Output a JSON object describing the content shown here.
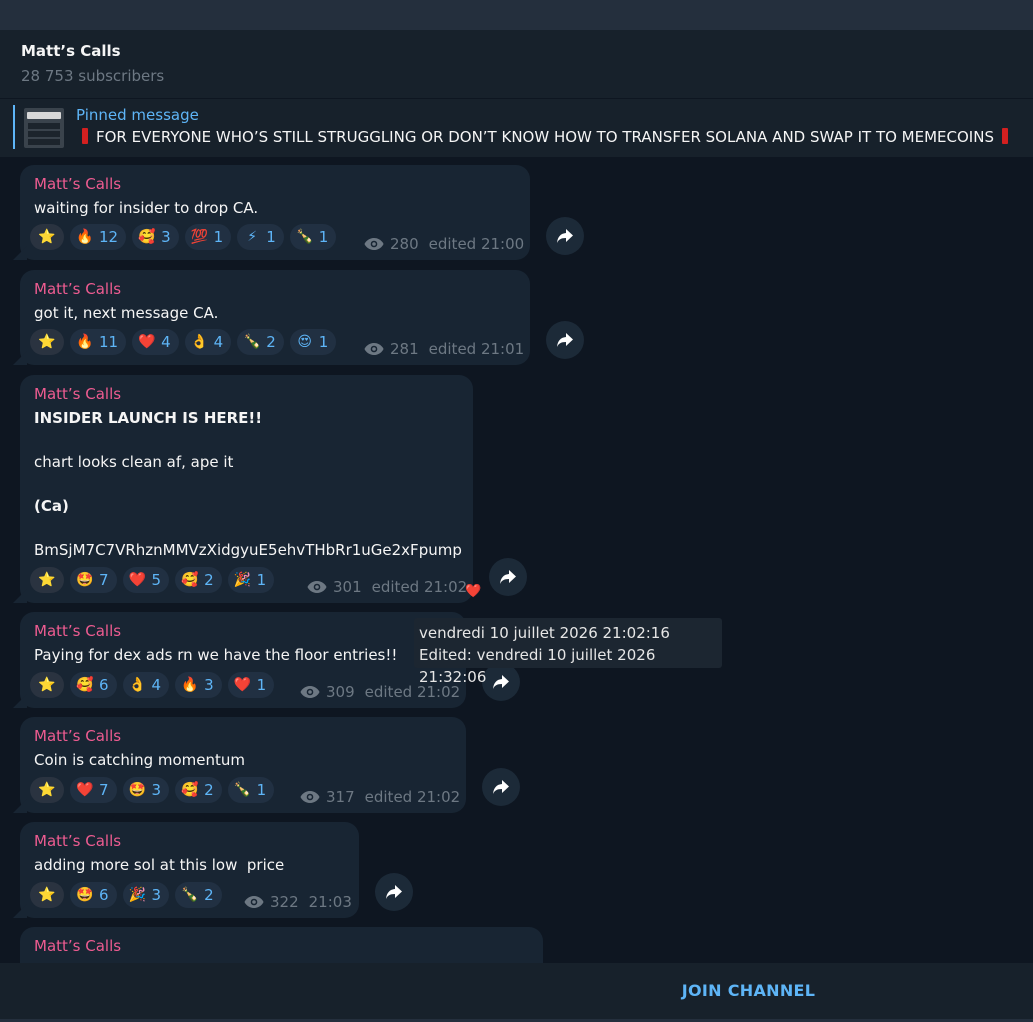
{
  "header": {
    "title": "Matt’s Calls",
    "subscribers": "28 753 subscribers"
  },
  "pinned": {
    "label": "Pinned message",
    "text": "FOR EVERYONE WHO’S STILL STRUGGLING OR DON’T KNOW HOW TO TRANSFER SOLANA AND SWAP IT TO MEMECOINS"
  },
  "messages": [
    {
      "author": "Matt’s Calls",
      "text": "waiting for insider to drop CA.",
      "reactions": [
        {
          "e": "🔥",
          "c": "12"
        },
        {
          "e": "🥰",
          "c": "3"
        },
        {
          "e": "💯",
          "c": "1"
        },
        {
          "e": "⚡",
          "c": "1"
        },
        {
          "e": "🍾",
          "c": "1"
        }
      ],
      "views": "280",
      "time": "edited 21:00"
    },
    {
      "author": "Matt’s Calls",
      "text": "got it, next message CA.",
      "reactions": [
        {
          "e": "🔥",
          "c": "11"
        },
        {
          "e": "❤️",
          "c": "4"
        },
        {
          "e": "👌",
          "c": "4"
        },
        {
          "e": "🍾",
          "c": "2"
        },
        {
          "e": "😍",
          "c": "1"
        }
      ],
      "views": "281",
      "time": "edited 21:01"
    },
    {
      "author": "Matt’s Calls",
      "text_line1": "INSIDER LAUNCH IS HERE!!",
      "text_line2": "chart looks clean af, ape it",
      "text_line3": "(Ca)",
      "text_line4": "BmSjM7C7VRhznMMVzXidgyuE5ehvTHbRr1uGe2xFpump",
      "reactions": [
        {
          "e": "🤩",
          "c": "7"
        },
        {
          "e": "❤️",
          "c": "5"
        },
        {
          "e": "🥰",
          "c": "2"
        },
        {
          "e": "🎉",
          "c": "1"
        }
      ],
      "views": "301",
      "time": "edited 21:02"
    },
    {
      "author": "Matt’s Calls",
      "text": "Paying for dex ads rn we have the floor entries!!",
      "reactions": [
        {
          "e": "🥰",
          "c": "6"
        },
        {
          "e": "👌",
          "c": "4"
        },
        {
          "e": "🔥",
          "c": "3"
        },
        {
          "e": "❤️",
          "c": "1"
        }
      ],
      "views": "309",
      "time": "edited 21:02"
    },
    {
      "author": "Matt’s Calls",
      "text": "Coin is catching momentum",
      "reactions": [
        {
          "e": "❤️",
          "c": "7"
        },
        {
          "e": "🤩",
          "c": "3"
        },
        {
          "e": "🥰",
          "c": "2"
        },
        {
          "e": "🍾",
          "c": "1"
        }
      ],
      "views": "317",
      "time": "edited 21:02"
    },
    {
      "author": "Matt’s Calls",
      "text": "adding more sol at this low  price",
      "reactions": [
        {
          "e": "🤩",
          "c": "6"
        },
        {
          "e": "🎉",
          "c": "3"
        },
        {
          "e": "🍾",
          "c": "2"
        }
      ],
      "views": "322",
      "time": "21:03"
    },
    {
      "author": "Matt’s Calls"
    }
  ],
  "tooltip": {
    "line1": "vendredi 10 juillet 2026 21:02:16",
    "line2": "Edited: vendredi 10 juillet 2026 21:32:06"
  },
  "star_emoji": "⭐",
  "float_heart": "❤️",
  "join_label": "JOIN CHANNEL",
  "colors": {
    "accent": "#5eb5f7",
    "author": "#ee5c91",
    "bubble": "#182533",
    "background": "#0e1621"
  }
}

===

- [INSTRUCTIONS TO FOLLOW] From the listing above, return each line with the word "vendredi".

- [FULL SOLUTION]
    "line1": "vendredi 10 juillet 2026 21:02:16",
    "line2": "Edited: vendredi 10 juillet 2026 21:32:06"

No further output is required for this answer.